[Data entries for graphics]

--

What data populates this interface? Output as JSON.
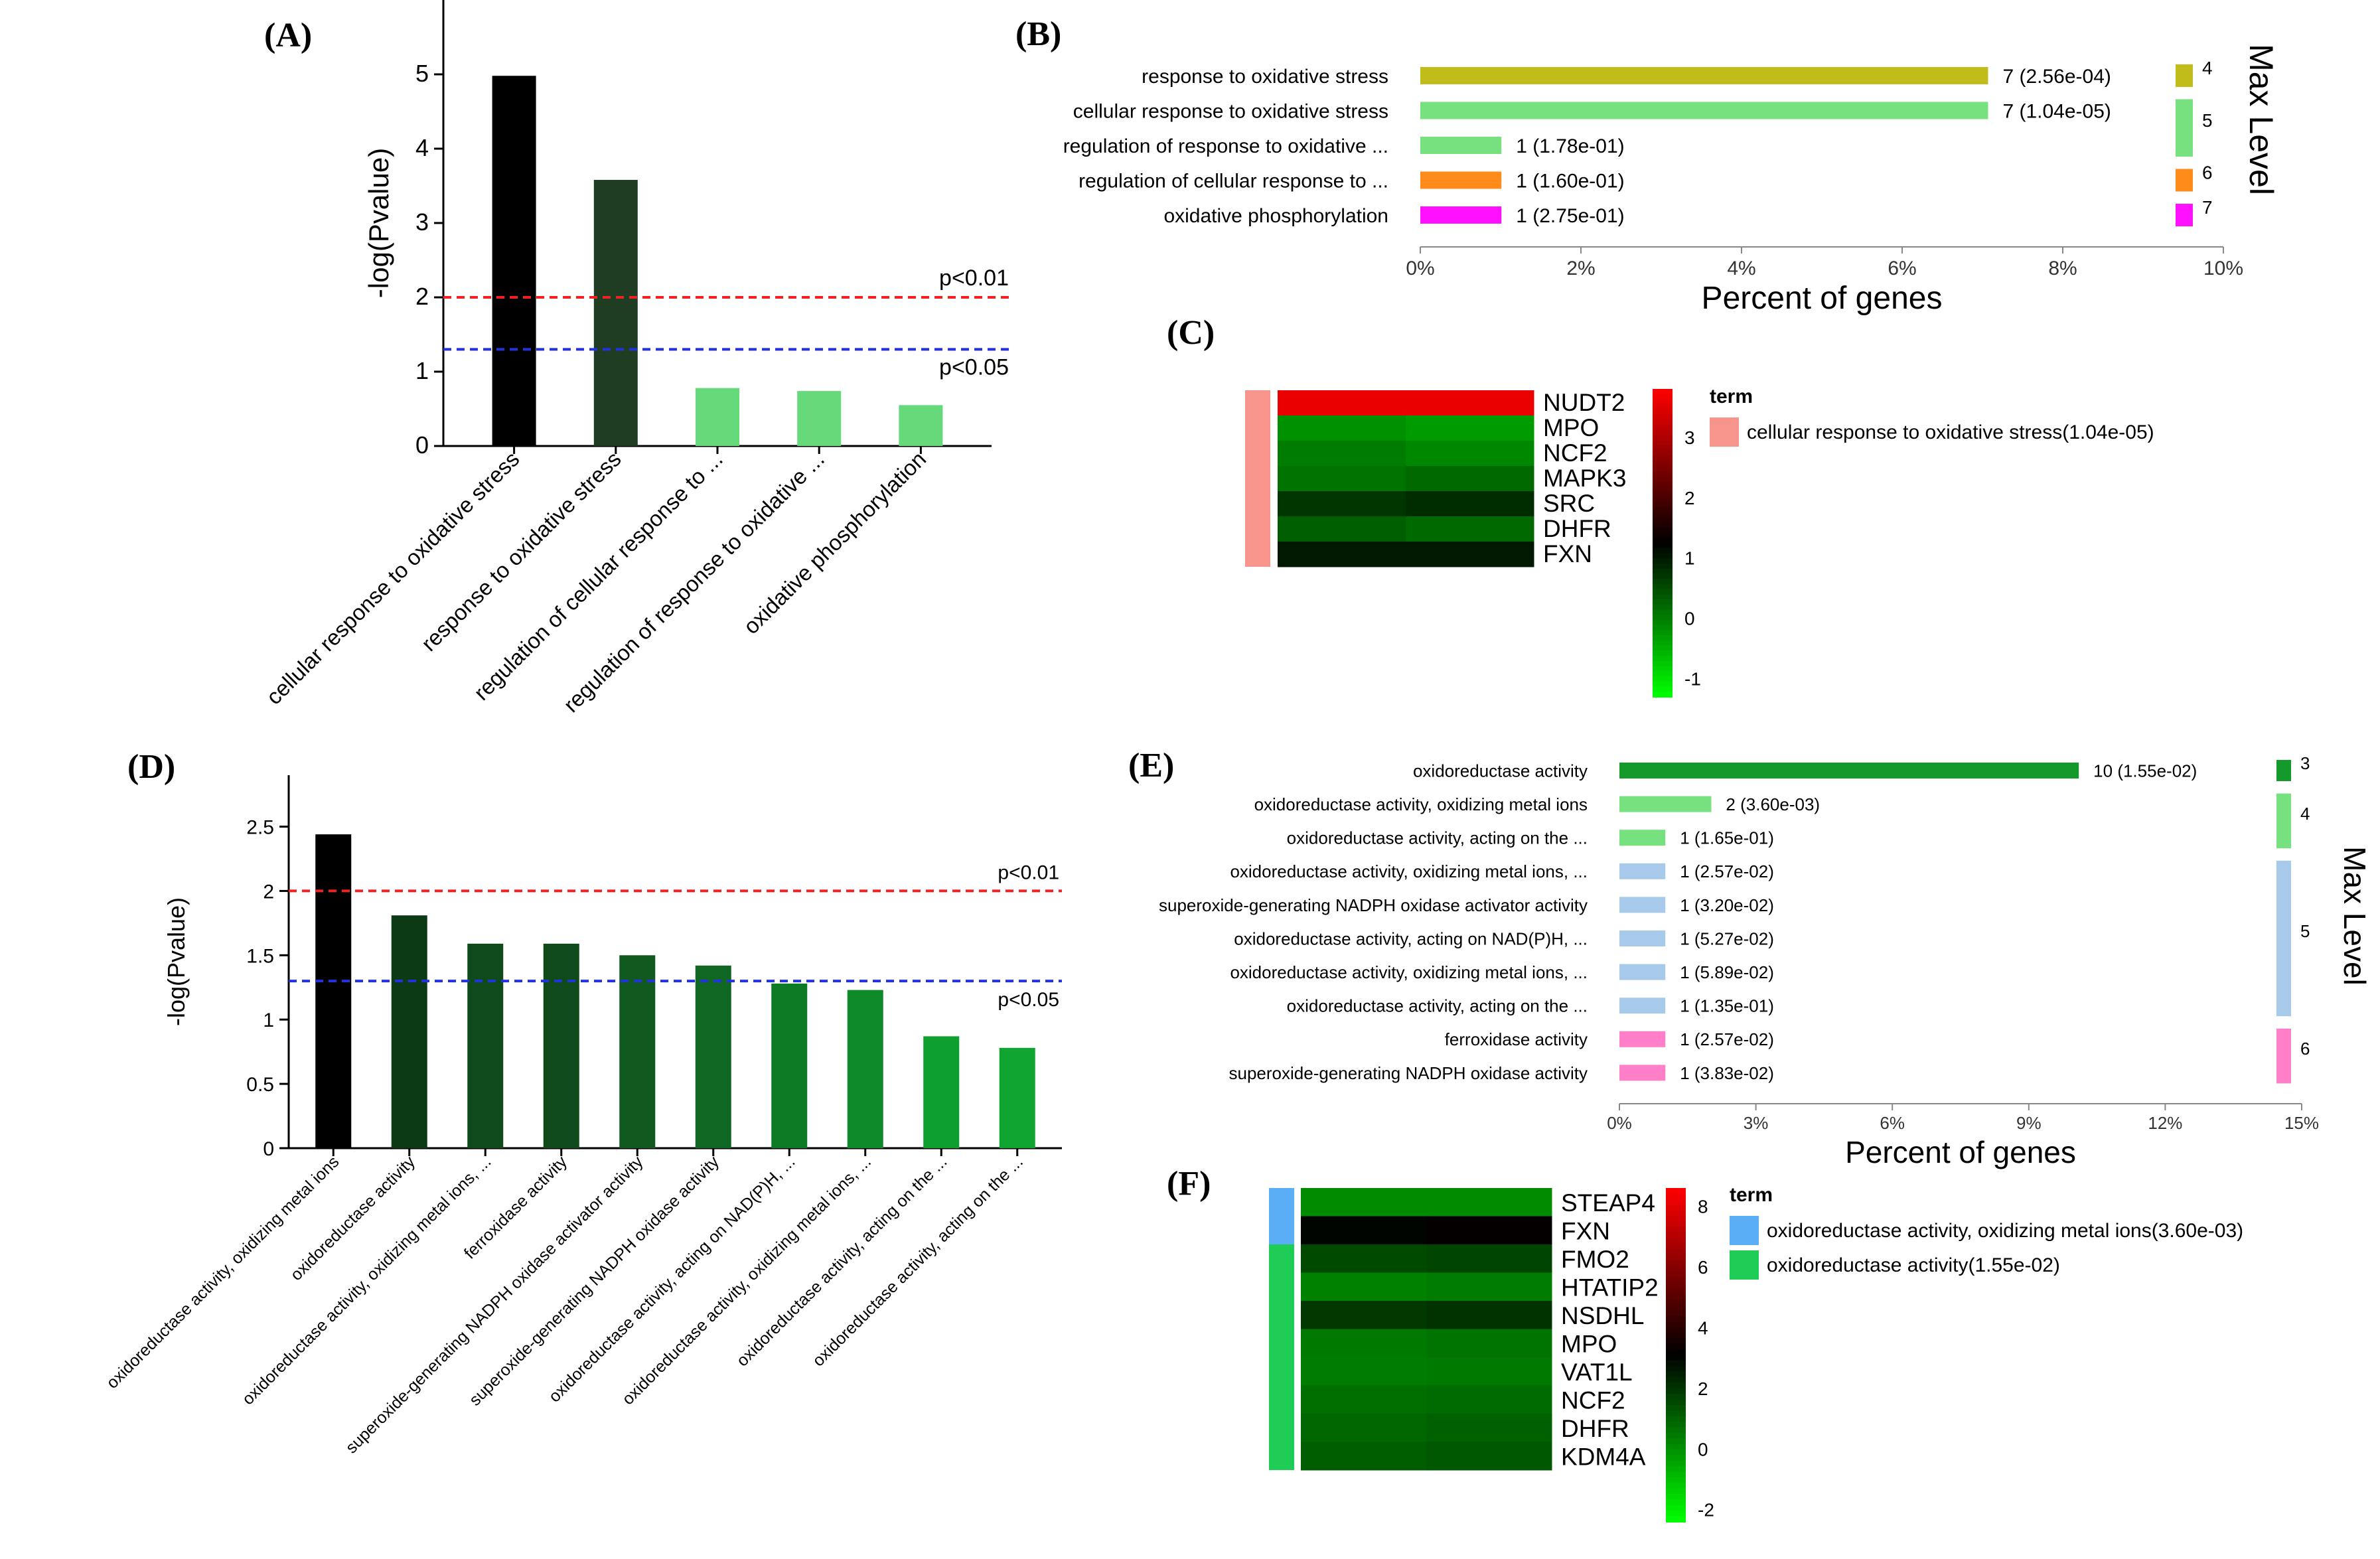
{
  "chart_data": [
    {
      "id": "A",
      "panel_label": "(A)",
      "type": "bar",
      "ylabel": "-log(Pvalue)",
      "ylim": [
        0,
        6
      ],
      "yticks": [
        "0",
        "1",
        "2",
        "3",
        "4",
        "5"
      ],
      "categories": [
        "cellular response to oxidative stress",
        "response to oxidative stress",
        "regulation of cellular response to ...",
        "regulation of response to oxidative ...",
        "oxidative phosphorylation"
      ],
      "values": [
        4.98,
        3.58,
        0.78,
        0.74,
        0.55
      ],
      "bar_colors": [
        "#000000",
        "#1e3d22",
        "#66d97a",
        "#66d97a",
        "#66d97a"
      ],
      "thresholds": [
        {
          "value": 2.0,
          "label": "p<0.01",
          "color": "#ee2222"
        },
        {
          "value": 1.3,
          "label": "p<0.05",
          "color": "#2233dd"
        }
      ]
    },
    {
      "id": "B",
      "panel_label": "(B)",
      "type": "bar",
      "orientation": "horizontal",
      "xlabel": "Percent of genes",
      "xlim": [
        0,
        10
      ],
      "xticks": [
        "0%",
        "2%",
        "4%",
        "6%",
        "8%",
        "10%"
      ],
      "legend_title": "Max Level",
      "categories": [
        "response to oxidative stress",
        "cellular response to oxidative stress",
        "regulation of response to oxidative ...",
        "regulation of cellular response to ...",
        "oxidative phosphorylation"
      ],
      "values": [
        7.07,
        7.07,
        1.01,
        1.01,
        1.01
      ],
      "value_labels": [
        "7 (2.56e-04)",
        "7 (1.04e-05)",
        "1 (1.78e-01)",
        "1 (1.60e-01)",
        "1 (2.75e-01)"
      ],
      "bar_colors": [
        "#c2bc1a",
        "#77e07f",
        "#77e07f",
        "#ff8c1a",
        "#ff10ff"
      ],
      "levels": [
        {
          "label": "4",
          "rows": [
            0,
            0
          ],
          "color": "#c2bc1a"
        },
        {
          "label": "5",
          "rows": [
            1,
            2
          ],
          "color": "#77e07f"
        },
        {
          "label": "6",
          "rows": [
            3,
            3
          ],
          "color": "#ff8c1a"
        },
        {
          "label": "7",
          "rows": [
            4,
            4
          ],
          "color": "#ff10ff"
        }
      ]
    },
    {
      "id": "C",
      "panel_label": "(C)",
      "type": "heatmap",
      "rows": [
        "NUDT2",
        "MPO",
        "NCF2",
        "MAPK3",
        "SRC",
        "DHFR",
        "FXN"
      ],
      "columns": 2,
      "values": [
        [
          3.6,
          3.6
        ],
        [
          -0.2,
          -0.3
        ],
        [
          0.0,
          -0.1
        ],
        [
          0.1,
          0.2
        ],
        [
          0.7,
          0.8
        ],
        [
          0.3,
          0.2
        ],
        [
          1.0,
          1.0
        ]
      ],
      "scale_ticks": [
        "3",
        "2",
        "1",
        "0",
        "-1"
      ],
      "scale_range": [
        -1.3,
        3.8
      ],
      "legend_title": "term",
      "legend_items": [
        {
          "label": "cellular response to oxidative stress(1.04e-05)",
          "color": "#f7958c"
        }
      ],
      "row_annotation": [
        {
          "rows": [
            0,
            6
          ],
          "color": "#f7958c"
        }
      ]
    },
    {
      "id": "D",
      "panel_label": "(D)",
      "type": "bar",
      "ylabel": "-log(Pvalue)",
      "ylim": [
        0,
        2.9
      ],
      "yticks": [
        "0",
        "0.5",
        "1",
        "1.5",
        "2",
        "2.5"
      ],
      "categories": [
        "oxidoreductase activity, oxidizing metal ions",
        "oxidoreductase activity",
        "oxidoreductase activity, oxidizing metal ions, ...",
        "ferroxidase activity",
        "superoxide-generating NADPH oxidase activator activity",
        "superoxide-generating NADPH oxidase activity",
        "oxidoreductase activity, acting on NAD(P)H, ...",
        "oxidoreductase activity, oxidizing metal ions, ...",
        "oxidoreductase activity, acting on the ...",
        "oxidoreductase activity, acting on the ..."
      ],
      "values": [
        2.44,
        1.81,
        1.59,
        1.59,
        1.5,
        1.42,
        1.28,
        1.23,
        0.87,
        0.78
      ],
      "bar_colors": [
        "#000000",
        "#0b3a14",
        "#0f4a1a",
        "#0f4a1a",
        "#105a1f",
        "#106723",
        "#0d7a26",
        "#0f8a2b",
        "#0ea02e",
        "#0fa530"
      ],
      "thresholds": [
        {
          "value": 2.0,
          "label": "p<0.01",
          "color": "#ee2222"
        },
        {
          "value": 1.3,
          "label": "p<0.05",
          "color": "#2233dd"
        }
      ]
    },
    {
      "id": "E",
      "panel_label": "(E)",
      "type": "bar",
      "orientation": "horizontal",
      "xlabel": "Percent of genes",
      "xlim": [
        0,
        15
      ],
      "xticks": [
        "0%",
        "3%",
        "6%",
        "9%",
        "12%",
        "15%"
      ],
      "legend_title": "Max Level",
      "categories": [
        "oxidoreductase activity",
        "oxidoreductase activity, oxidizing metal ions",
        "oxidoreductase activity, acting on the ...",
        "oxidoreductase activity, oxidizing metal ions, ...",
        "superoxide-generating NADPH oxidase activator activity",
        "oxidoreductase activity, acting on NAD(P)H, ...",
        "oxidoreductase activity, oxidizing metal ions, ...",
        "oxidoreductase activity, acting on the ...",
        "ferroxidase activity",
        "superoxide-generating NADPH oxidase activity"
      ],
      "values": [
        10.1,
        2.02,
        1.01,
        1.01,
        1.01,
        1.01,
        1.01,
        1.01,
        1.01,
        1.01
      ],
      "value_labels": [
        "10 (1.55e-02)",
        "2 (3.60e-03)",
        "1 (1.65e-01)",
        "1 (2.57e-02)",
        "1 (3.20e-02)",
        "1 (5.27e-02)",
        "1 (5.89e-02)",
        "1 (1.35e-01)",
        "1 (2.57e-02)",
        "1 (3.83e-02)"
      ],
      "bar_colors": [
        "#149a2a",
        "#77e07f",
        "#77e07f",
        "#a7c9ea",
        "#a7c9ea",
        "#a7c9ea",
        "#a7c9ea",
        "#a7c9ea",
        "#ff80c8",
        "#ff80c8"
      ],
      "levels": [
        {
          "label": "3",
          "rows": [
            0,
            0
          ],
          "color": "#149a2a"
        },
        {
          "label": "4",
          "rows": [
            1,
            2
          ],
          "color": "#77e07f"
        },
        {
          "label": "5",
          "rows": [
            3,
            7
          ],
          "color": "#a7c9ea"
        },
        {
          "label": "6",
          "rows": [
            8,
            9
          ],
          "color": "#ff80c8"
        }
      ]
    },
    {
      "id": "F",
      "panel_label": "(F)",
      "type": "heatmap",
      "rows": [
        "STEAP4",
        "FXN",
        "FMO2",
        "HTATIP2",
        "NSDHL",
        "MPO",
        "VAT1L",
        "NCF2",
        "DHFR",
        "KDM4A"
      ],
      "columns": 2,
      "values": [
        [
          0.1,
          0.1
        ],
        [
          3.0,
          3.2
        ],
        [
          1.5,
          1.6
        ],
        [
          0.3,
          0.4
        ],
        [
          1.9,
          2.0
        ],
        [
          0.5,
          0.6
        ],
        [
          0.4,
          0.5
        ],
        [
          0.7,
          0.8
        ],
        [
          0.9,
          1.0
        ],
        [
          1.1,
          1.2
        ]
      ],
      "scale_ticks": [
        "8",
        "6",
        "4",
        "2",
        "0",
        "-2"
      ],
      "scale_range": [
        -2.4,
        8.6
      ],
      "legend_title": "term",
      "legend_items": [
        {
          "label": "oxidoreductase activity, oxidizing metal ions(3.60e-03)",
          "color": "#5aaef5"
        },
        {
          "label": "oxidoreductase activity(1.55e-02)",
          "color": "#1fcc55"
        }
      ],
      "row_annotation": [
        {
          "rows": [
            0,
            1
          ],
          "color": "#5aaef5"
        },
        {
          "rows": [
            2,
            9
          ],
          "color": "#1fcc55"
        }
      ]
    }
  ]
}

--

▸ **WHAT YOU NEED TO DO**
Scan the entries above for the word "generating", then copy every line in which it occurs.

▸ **RESPONSE TO THIS TASK**
        "superoxide-generating NADPH oxidase activator activity",
        "superoxide-generating NADPH oxidase activity",
        "superoxide-generating NADPH oxidase activator activity",
        "superoxide-generating NADPH oxidase activity"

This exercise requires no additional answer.